** Begin LISTED ENTRIES **

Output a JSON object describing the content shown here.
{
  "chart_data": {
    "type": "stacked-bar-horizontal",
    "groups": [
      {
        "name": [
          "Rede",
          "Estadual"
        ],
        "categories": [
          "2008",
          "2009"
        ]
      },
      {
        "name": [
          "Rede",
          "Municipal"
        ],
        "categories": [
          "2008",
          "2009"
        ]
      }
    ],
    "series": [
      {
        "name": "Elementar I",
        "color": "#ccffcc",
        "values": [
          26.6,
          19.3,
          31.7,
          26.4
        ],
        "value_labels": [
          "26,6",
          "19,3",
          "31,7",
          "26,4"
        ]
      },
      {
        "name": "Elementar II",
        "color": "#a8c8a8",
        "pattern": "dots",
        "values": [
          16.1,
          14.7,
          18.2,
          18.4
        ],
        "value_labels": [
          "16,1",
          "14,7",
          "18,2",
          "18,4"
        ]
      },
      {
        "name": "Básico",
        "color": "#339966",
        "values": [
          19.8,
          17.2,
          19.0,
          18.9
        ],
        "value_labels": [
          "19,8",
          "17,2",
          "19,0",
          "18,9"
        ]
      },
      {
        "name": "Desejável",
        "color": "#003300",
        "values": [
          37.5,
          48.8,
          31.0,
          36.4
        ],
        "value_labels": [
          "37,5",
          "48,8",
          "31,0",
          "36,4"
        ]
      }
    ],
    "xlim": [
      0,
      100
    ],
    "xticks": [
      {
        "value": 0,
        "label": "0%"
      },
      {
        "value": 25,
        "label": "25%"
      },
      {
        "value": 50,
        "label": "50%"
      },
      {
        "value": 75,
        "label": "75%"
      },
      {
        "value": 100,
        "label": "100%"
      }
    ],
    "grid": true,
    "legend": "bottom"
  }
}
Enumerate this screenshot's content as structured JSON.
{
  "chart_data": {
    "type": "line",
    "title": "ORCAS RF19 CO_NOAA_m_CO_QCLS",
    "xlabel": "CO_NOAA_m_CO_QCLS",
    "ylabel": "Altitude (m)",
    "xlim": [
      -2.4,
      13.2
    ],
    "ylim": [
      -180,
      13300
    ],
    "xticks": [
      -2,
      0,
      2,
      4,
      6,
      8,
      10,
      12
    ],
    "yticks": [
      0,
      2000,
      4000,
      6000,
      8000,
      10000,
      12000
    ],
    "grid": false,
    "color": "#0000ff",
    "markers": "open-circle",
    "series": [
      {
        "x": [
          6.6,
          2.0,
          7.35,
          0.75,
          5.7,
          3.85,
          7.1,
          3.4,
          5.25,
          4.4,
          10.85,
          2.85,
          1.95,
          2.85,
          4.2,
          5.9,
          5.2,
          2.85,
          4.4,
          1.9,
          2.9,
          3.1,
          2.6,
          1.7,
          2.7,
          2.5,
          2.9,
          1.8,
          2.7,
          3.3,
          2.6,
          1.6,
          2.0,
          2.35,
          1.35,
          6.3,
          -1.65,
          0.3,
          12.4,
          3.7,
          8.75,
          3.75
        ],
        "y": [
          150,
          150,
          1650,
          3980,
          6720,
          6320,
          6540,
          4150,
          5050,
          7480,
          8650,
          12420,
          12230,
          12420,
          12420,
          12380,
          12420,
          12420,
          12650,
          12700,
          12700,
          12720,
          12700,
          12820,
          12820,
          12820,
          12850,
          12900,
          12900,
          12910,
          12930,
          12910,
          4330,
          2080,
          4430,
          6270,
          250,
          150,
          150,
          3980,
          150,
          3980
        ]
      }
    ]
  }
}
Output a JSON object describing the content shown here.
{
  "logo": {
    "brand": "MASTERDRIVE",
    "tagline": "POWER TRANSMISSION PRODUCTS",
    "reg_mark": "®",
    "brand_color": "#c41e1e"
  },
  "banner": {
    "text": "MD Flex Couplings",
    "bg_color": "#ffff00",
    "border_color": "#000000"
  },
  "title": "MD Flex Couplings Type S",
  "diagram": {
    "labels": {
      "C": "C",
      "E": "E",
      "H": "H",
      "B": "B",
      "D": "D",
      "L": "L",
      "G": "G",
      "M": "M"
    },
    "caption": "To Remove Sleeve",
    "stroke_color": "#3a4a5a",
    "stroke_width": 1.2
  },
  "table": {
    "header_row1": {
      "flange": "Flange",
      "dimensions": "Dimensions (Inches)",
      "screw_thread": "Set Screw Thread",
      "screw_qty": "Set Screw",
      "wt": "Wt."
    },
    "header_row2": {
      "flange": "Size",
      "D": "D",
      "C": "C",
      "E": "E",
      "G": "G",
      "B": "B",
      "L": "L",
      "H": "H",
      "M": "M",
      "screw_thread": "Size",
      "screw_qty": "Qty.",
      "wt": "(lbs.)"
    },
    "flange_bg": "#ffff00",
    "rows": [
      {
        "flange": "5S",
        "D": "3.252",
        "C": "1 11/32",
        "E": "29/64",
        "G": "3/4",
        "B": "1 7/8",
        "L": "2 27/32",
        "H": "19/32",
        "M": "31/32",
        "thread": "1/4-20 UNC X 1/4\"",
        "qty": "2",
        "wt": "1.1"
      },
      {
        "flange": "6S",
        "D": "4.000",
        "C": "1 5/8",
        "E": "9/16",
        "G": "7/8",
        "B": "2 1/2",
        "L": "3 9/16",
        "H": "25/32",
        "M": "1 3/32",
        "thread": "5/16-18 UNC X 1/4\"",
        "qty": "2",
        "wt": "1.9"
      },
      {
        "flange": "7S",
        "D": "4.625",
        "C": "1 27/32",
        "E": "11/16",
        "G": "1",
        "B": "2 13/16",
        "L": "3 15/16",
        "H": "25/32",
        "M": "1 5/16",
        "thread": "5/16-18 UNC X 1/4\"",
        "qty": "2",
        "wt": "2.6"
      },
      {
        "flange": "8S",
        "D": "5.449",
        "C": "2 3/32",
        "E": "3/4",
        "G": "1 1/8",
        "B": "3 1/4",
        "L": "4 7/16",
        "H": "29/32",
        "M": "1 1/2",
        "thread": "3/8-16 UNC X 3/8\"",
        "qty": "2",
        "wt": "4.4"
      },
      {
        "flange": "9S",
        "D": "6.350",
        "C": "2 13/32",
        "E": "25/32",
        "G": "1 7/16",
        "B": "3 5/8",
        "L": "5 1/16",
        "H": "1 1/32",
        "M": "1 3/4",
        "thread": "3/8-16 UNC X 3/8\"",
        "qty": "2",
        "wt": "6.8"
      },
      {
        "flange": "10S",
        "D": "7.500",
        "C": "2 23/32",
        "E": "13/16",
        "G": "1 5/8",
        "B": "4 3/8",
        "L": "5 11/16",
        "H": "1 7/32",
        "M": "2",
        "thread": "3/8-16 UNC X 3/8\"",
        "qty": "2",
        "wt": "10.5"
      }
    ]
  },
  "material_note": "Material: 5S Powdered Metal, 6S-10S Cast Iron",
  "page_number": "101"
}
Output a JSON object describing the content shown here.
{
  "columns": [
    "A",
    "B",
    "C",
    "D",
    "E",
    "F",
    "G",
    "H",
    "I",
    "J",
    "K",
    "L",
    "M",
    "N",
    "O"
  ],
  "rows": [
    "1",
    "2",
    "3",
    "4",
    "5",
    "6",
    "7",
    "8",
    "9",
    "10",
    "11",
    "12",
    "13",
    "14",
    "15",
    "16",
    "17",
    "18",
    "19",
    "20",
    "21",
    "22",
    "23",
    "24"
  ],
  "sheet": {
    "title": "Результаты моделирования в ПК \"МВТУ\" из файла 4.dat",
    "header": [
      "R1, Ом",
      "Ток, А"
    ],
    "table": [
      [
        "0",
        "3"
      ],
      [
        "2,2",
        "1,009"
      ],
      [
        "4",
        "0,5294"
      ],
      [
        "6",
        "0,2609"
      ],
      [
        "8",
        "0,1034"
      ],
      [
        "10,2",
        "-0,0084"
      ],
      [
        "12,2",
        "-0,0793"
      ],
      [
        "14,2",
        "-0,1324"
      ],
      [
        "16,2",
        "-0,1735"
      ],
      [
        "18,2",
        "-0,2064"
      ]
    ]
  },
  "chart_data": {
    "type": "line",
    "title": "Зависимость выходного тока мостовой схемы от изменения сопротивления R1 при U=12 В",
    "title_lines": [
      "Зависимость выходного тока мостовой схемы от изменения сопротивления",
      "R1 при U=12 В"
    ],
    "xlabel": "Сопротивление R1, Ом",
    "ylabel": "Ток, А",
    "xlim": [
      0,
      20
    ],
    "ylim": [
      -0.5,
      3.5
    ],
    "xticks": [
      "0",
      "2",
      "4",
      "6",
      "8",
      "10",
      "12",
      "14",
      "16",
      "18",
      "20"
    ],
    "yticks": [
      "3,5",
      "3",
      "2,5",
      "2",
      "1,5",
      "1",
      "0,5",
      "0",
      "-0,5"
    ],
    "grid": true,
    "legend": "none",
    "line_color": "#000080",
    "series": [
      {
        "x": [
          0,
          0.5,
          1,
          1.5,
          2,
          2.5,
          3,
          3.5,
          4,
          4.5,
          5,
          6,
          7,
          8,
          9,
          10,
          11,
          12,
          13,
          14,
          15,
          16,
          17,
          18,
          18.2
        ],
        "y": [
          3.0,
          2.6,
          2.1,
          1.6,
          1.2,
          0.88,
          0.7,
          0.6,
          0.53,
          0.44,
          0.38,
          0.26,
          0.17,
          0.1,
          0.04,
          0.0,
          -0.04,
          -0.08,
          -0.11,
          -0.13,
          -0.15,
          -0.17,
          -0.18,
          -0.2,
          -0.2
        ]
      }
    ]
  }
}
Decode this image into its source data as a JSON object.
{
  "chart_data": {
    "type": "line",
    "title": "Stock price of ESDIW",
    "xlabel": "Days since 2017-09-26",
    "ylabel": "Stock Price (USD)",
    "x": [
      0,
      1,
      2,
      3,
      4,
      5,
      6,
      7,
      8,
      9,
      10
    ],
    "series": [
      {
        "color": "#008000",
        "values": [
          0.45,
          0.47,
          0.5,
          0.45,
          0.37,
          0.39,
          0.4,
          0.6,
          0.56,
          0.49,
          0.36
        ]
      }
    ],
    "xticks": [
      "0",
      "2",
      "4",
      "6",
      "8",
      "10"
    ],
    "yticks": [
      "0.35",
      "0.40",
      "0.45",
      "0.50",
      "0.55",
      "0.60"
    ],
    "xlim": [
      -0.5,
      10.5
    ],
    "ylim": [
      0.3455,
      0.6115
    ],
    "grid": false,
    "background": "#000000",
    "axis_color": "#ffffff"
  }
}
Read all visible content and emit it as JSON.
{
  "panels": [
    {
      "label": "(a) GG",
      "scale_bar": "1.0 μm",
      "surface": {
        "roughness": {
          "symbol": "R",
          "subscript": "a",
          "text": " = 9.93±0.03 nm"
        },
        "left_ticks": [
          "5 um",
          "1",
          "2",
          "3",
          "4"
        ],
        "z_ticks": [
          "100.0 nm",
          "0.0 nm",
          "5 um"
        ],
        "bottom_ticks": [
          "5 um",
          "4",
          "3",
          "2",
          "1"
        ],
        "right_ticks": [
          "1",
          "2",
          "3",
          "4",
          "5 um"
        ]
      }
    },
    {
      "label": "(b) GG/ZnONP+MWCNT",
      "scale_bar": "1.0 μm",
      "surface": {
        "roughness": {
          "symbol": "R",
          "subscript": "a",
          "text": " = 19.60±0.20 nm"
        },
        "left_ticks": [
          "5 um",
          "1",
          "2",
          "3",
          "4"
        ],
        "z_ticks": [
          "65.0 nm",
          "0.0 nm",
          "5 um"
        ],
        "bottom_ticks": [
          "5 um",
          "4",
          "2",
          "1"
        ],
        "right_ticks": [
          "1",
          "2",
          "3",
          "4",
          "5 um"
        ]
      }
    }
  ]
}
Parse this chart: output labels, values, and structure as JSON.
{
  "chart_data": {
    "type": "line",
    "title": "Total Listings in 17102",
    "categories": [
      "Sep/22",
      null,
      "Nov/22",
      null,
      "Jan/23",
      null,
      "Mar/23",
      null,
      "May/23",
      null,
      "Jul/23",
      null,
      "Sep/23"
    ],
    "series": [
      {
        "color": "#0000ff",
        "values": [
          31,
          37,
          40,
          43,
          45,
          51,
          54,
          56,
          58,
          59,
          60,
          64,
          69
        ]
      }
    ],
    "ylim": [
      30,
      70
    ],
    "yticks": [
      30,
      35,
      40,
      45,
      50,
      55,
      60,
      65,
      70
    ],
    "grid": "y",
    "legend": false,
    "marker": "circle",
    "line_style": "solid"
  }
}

** End LISTED ENTRIES **

◆ EXERCISE REQUIREMENTS
Find each line holding the string "Stock" and copy it out.

◆ OUTPUT FOR THIS TASK
    "title": "Stock price of ESDIW",
    "ylabel": "Stock Price (USD)",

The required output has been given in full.